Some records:
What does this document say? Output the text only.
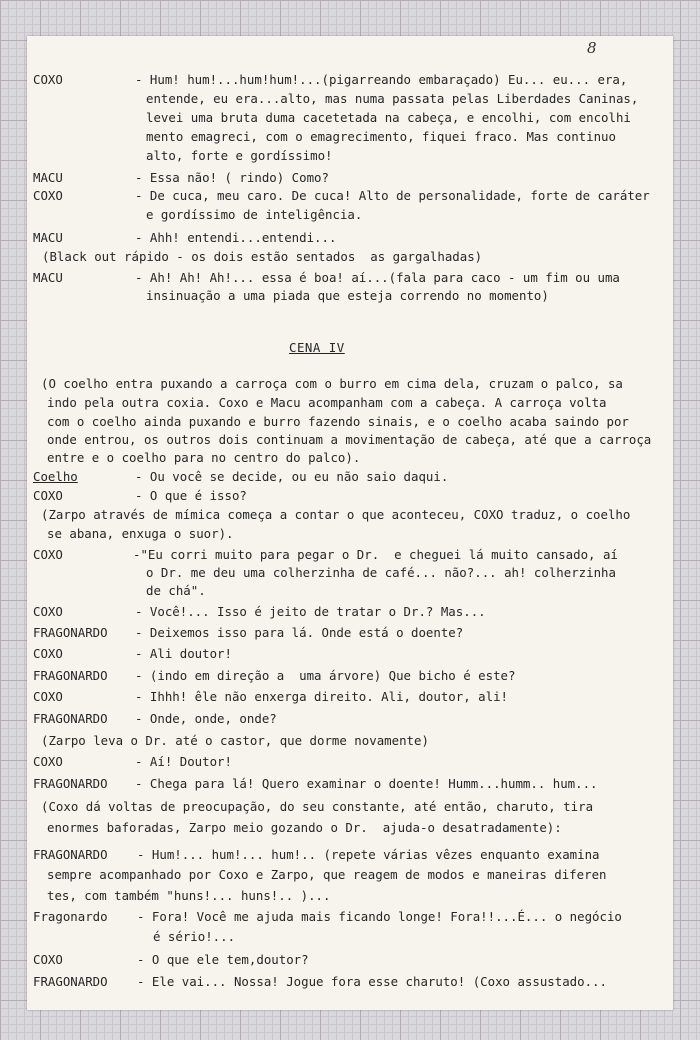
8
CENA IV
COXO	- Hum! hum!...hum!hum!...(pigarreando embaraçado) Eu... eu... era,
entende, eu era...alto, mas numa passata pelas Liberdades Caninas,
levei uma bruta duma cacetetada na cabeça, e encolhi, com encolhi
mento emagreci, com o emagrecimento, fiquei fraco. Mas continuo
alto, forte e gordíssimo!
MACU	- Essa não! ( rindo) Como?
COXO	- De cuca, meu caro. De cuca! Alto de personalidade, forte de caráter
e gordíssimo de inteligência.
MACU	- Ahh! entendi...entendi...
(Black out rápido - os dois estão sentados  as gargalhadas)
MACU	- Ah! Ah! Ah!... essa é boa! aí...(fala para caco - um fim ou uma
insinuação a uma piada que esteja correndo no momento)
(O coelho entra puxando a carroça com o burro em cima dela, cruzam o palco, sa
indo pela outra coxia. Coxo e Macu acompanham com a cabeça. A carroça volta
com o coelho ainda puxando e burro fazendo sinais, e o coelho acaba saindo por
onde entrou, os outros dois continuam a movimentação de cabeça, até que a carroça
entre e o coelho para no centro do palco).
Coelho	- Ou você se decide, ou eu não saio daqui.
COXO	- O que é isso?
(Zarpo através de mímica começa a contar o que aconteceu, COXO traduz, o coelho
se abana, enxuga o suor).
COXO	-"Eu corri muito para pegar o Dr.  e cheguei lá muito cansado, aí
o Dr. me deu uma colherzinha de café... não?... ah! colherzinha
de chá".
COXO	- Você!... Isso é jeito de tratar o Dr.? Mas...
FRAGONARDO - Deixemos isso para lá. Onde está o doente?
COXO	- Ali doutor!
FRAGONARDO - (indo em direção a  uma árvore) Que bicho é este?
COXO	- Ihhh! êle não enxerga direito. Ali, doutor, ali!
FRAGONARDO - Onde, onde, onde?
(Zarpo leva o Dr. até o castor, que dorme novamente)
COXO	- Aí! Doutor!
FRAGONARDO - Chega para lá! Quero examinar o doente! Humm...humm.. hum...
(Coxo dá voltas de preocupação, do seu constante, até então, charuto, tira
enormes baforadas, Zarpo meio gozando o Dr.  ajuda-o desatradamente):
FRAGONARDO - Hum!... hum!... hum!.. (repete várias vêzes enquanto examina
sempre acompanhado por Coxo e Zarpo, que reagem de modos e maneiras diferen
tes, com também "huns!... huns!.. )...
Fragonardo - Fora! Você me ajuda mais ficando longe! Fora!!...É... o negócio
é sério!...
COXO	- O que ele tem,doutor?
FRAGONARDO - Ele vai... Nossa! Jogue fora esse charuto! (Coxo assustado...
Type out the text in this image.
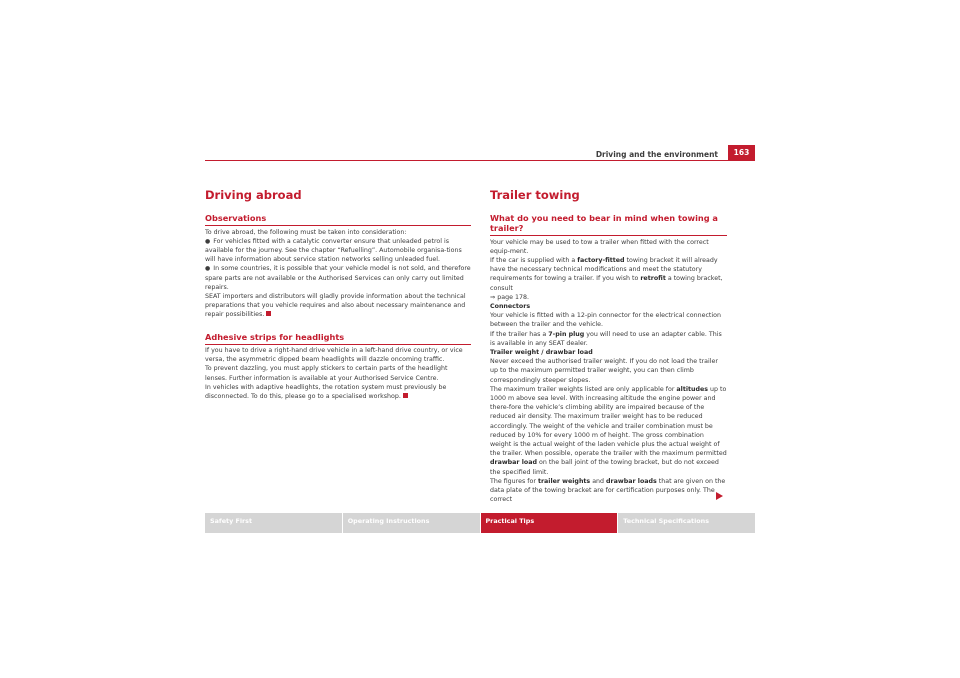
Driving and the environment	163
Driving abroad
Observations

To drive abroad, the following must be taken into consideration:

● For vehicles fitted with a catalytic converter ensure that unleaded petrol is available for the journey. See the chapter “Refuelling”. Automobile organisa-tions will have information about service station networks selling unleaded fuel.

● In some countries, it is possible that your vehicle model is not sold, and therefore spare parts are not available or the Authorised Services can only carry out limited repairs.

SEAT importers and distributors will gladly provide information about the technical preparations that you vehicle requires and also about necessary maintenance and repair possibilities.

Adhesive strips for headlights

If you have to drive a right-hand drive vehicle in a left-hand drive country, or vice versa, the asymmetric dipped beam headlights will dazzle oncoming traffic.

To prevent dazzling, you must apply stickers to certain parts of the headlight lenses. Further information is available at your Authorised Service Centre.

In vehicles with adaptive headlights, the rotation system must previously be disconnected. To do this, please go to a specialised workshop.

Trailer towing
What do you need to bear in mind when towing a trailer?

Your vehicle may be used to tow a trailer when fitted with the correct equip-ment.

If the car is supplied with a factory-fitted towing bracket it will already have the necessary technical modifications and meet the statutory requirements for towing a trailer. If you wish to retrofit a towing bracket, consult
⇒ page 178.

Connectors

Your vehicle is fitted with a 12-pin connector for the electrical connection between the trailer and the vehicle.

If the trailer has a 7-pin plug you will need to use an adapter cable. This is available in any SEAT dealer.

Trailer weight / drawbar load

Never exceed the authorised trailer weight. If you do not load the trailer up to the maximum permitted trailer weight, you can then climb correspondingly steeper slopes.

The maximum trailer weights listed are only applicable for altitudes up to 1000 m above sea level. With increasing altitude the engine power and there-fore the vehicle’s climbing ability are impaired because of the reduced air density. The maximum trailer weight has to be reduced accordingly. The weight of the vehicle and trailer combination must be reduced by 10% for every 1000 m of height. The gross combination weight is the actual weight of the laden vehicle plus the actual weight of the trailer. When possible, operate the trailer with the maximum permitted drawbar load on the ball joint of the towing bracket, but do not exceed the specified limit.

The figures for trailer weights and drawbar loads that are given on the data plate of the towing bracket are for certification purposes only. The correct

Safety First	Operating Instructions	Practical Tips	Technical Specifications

## Short exercise
All of the data above should be transcribed verbatim, with pictures omitted.

## Answer to the task
What does this document say? Output the text only.
8
CENA IV
COXO	- Hum! hum!...hum!hum!...(pigarreando embaraçado) Eu... eu... era,
entende, eu era...alto, mas numa passata pelas Liberdades Caninas,
levei uma bruta duma cacetetada na cabeça, e encolhi, com encolhi
mento emagreci, com o emagrecimento, fiquei fraco. Mas continuo
alto, forte e gordíssimo!
MACU	- Essa não! ( rindo) Como?
COXO	- De cuca, meu caro. De cuca! Alto de personalidade, forte de caráter
e gordíssimo de inteligência.
MACU	- Ahh! entendi...entendi...
(Black out rápido - os dois estão sentados  as gargalhadas)
MACU	- Ah! Ah! Ah!... essa é boa! aí...(fala para caco - um fim ou uma
insinuação a uma piada que esteja correndo no momento)
(O coelho entra puxando a carroça com o burro em cima dela, cruzam o palco, sa
indo pela outra coxia. Coxo e Macu acompanham com a cabeça. A carroça volta
com o coelho ainda puxando e burro fazendo sinais, e o coelho acaba saindo por
onde entrou, os outros dois continuam a movimentação de cabeça, até que a carroça
entre e o coelho para no centro do palco).
Coelho	- Ou você se decide, ou eu não saio daqui.
COXO	- O que é isso?
(Zarpo através de mímica começa a contar o que aconteceu, COXO traduz, o coelho
se abana, enxuga o suor).
COXO	-"Eu corri muito para pegar o Dr.  e cheguei lá muito cansado, aí
o Dr. me deu uma colherzinha de café... não?... ah! colherzinha
de chá".
COXO	- Você!... Isso é jeito de tratar o Dr.? Mas...
FRAGONARDO - Deixemos isso para lá. Onde está o doente?
COXO	- Ali doutor!
FRAGONARDO - (indo em direção a  uma árvore) Que bicho é este?
COXO	- Ihhh! êle não enxerga direito. Ali, doutor, ali!
FRAGONARDO - Onde, onde, onde?
(Zarpo leva o Dr. até o castor, que dorme novamente)
COXO	- Aí! Doutor!
FRAGONARDO - Chega para lá! Quero examinar o doente! Humm...humm.. hum...
(Coxo dá voltas de preocupação, do seu constante, até então, charuto, tira
enormes baforadas, Zarpo meio gozando o Dr.  ajuda-o desatradamente):
FRAGONARDO - Hum!... hum!... hum!.. (repete várias vêzes enquanto examina
sempre acompanhado por Coxo e Zarpo, que reagem de modos e maneiras diferen
tes, com também "huns!... huns!.. )...
Fragonardo - Fora! Você me ajuda mais ficando longe! Fora!!...É... o negócio
é sério!...
COXO	- O que ele tem,doutor?
FRAGONARDO - Ele vai... Nossa! Jogue fora esse charuto! (Coxo assustado...
Type out the text in this image.
Driving and the environment	163
Driving abroad
Observations

To drive abroad, the following must be taken into consideration:

● For vehicles fitted with a catalytic converter ensure that unleaded petrol is available for the journey. See the chapter “Refuelling”. Automobile organisa-tions will have information about service station networks selling unleaded fuel.

● In some countries, it is possible that your vehicle model is not sold, and therefore spare parts are not available or the Authorised Services can only carry out limited repairs.

SEAT importers and distributors will gladly provide information about the technical preparations that you vehicle requires and also about necessary maintenance and repair possibilities.

Adhesive strips for headlights

If you have to drive a right-hand drive vehicle in a left-hand drive country, or vice versa, the asymmetric dipped beam headlights will dazzle oncoming traffic.

To prevent dazzling, you must apply stickers to certain parts of the headlight lenses. Further information is available at your Authorised Service Centre.

In vehicles with adaptive headlights, the rotation system must previously be disconnected. To do this, please go to a specialised workshop.

Trailer towing
What do you need to bear in mind when towing a trailer?

Your vehicle may be used to tow a trailer when fitted with the correct equip-ment.

If the car is supplied with a factory-fitted towing bracket it will already have the necessary technical modifications and meet the statutory requirements for towing a trailer. If you wish to retrofit a towing bracket, consult
⇒ page 178.

Connectors

Your vehicle is fitted with a 12-pin connector for the electrical connection between the trailer and the vehicle.

If the trailer has a 7-pin plug you will need to use an adapter cable. This is available in any SEAT dealer.

Trailer weight / drawbar load

Never exceed the authorised trailer weight. If you do not load the trailer up to the maximum permitted trailer weight, you can then climb correspondingly steeper slopes.

The maximum trailer weights listed are only applicable for altitudes up to 1000 m above sea level. With increasing altitude the engine power and there-fore the vehicle’s climbing ability are impaired because of the reduced air density. The maximum trailer weight has to be reduced accordingly. The weight of the vehicle and trailer combination must be reduced by 10% for every 1000 m of height. The gross combination weight is the actual weight of the laden vehicle plus the actual weight of the trailer. When possible, operate the trailer with the maximum permitted drawbar load on the ball joint of the towing bracket, but do not exceed the specified limit.

The figures for trailer weights and drawbar loads that are given on the data plate of the towing bracket are for certification purposes only. The correct

Safety First	Operating Instructions	Practical Tips	Technical Specifications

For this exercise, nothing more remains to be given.